### PAGE EXCERPT:
Ch12

Concurrent Programming

concurrency is not just limited to the kernel

The kernal can use concurrency to run multiple process, our applications can also gain benefit from concurrency as well

Accessing slow I/O devices : overlapping useful work with I/O requests

• Interacting with humans : Each time the user requests some action (say, by clicking the mouse), a separate concurrent logical flow is created to perform the action.
• Reducing latency by deferring work :
• Servicing multiple network clients.
• Computing in parallel on multi-core machines

Modern operating systems provide three basic approaches for building concurrent programs:

• Processes
• I/O multiplexing.
• Threads

12.1 Concurrent Programming with Processes

The simplest way to build a concurrent program is with processes

For example, a natural approach for building a concurrent server is to accept client connection requests in the parent and then create a new child process to service each new client.

### PROBLEM:
Please rewrite the concurrent programming notes starting at "concurrency is not" and ending at "multiple network clients.", with "latency" changed to "delay". Rely only on the concurrent programming notes to complete the work, not on the data.

### DATASET EXCERPTS:

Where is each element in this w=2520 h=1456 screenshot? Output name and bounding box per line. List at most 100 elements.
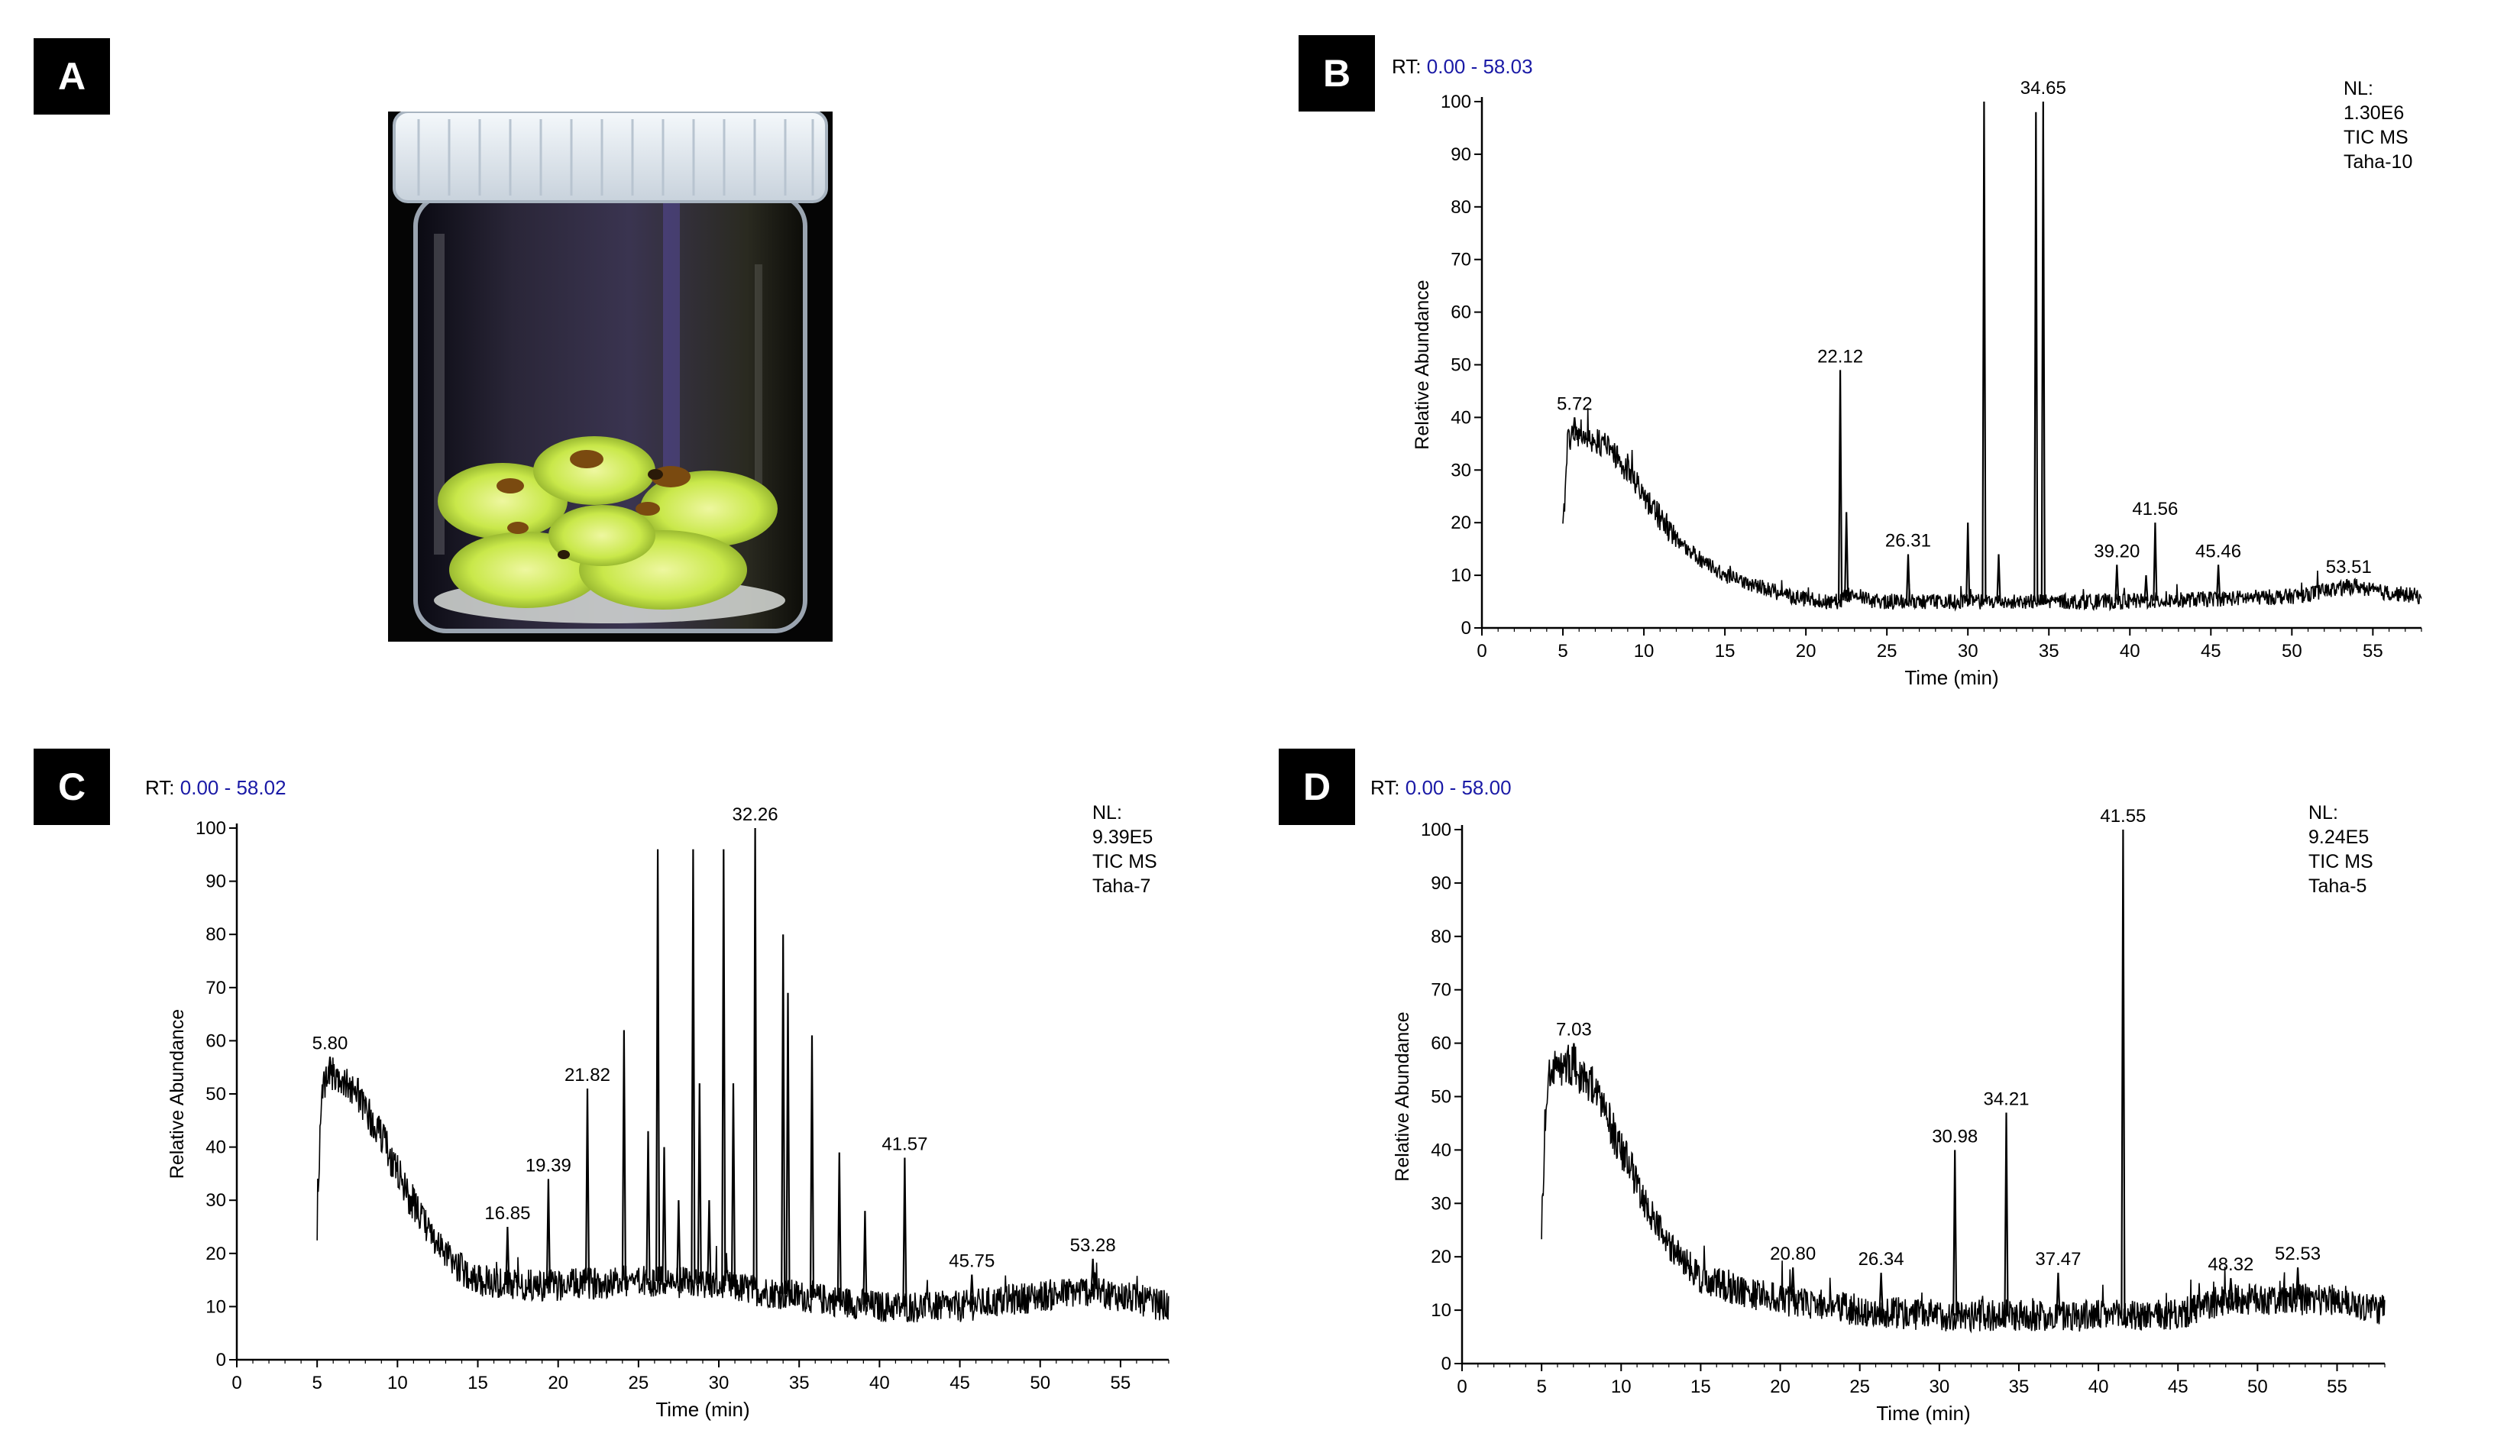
x-tick-label: 0 [1457, 1377, 1467, 1397]
peak-mark [2114, 565, 2120, 602]
culture-jar-photo [388, 112, 833, 642]
peak-mark [2295, 1267, 2301, 1300]
peak-mark [2346, 580, 2351, 587]
x-tick-label: 20 [1796, 641, 1816, 662]
peak-mark [2004, 1112, 2009, 1316]
y-tick-label: 100 [196, 818, 226, 839]
peak-label: 5.80 [312, 1033, 348, 1053]
y-tick-label: 70 [205, 978, 226, 998]
x-tick-label: 35 [789, 1373, 810, 1393]
y-tick-label: 0 [1461, 618, 1471, 639]
x-tick-label: 15 [1690, 1377, 1711, 1397]
peak-mark [809, 1035, 815, 1298]
rt-range: 0.00 - 58.00 [1406, 776, 1512, 799]
peak-label: 26.31 [1885, 531, 1931, 552]
peak-label: 7.03 [1556, 1020, 1592, 1040]
y-tick-label: 20 [205, 1244, 226, 1264]
nl-line-2: TIC MS [2344, 127, 2408, 148]
x-tick-label: 55 [2363, 641, 2383, 662]
peak-mark [697, 1083, 702, 1284]
chart-panel-b: RT: 0.00 - 58.03 NL: 1.30E6 TIC MS Taha-10 0 1… [1392, 55, 2422, 689]
peak-mark [862, 1211, 868, 1305]
chart-panel-c: RT: 0.00 - 58.02 NL: 9.39E5 TIC MS Taha-7 0 10… [145, 776, 1169, 1421]
x-tick-label: 45 [2201, 641, 2221, 662]
tic-trace [1562, 408, 2422, 612]
y-tick-label: 0 [1441, 1354, 1451, 1374]
peak-mark [781, 934, 786, 1294]
peak-mark [2040, 101, 2046, 602]
x-tick-label: 10 [1611, 1377, 1632, 1397]
peak-mark [1996, 554, 2001, 602]
x-tick-label: 50 [2282, 641, 2302, 662]
peak-mark [1965, 523, 1971, 602]
peak-label: 45.75 [949, 1251, 995, 1272]
peak-mark [505, 1226, 510, 1286]
x-tick-label: 45 [949, 1373, 970, 1393]
peak-label: 32.26 [733, 804, 778, 825]
y-tick-label: 40 [1451, 407, 1471, 428]
peak-mark [1791, 1267, 1796, 1302]
y-tick-label: 80 [205, 924, 226, 945]
peak-mark [785, 992, 791, 1295]
rt-prefix: RT: [145, 776, 180, 799]
peak-mark [1981, 101, 1987, 602]
y-tick-label: 50 [205, 1084, 226, 1105]
x-tick-label: 55 [1111, 1373, 1131, 1393]
x-tick-label: 55 [2327, 1377, 2347, 1397]
peak-label: 37.47 [2035, 1249, 2081, 1270]
x-tick-label: 30 [1958, 641, 1978, 662]
nl-line-3: Taha-7 [1092, 875, 1150, 897]
y-tick-label: 80 [1451, 197, 1471, 218]
x-tick-label: 35 [2039, 641, 2059, 662]
y-tick-label: 20 [1451, 513, 1471, 533]
x-tick-label: 25 [629, 1373, 649, 1393]
peak-mark [2143, 575, 2149, 601]
peak-label: 41.56 [2132, 499, 2178, 519]
peak-mark [545, 1179, 551, 1286]
peak-label: 20.80 [1770, 1244, 1816, 1264]
peak-mark [655, 849, 661, 1282]
peak-mark [2228, 1278, 2234, 1300]
y-tick-label: 70 [1431, 980, 1451, 1001]
tic-trace [316, 1057, 1169, 1323]
peak-label: 53.51 [2326, 557, 2372, 578]
peak-mark [2216, 565, 2221, 599]
x-tick-label: 20 [548, 1373, 568, 1393]
peak-mark [1571, 1043, 1577, 1066]
panel-label-a: A [34, 38, 110, 115]
peak-mark [2153, 523, 2158, 601]
y-tick-label: 10 [205, 1296, 226, 1317]
peak-mark [1090, 1258, 1095, 1292]
x-tick-label: 30 [709, 1373, 729, 1393]
panel-label-d: D [1279, 749, 1355, 825]
y-tick-label: 60 [1431, 1034, 1451, 1054]
y-tick-label: 50 [1451, 355, 1471, 376]
x-tick-label: 10 [387, 1373, 408, 1393]
y-tick-label: 20 [1431, 1247, 1451, 1267]
peak-label: 39.20 [2094, 541, 2140, 561]
peak-label: 34.65 [2020, 78, 2066, 99]
y-tick-label: 90 [205, 872, 226, 892]
rt-header: RT: 0.00 - 58.03 [1392, 55, 1533, 78]
y-tick-label: 40 [205, 1137, 226, 1158]
peak-mark [1952, 1150, 1958, 1316]
rt-header: RT: 0.00 - 58.00 [1370, 776, 1512, 799]
x-tick-label: 45 [2168, 1377, 2188, 1397]
peak-label: 53.28 [1070, 1235, 1116, 1256]
peak-mark [2056, 1273, 2061, 1316]
x-axis-label: Time (min) [1876, 1402, 1970, 1425]
rt-prefix: RT: [1370, 776, 1406, 799]
peak-mark [676, 1200, 681, 1283]
peak-mark [902, 1157, 907, 1307]
x-tick-label: 20 [1770, 1377, 1791, 1397]
x-tick-label: 10 [1634, 641, 1655, 662]
peak-mark [584, 1088, 590, 1284]
x-tick-label: 15 [467, 1373, 488, 1393]
nl-line-0: NL: [2344, 78, 2373, 99]
peak-mark [2120, 829, 2126, 1316]
y-axis-label: Relative Abundance [1392, 1011, 1413, 1181]
y-tick-label: 30 [1431, 1193, 1451, 1214]
x-tick-label: 25 [1849, 1377, 1870, 1397]
x-tick-label: 40 [2088, 1377, 2109, 1397]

### TASK RESULT:
concurrency is not just limited to the kernel

The kernal can use concurrency to run multiple process, our applications can also gain benefit from concurrency as well

Accessing slow I/O devices : overlapping useful work with I/O requests

• Interacting with humans : Each time the user requests some action (say, by clicking the mouse), a separate concurrent logical flow is created to perform the action.
• Reducing delay by deferring work :
• Servicing multiple network clients.